■ MATERIAL
* * * * * * * * *
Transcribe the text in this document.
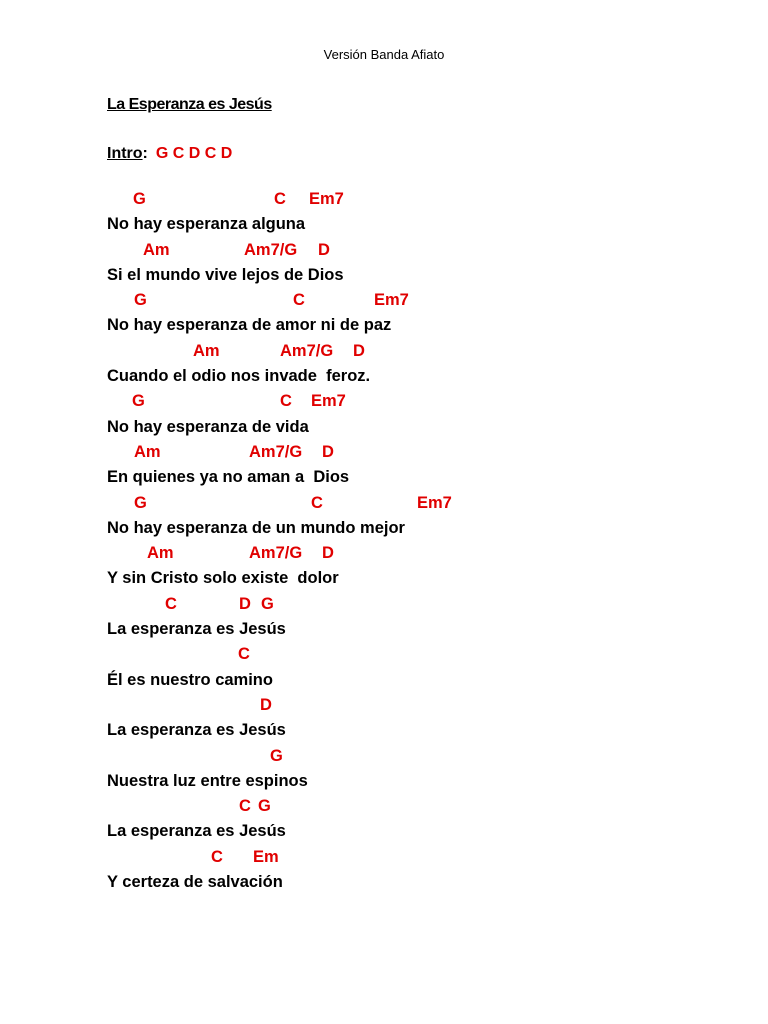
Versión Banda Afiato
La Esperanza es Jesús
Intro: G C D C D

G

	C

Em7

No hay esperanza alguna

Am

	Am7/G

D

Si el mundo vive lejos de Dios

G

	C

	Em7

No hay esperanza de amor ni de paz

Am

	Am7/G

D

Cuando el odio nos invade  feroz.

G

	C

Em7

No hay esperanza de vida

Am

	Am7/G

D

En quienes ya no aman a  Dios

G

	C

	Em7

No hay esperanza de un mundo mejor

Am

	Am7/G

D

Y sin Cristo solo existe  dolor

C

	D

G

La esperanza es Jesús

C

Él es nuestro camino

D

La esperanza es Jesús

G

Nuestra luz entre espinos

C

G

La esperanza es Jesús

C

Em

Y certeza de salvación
* * * * * * * * *
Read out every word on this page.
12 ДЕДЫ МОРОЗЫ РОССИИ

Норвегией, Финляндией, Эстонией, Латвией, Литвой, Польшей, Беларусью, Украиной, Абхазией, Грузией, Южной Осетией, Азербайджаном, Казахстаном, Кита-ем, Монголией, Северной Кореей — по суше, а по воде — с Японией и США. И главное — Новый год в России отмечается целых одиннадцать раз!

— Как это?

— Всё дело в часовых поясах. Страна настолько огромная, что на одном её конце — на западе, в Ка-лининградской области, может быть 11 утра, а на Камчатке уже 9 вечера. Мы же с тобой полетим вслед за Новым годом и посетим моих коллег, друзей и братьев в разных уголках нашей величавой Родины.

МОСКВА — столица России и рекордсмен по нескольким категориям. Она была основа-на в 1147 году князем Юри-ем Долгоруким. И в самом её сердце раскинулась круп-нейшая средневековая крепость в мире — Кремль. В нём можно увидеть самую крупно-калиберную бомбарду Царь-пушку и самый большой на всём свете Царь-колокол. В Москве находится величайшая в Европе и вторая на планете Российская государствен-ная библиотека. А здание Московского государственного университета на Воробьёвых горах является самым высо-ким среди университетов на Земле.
* * * * * * * * *
■ REQUIREMENTS
Determine how many lines include the string "mundo". Give no answer but the number.

■ COMPLETE RESPONSE
2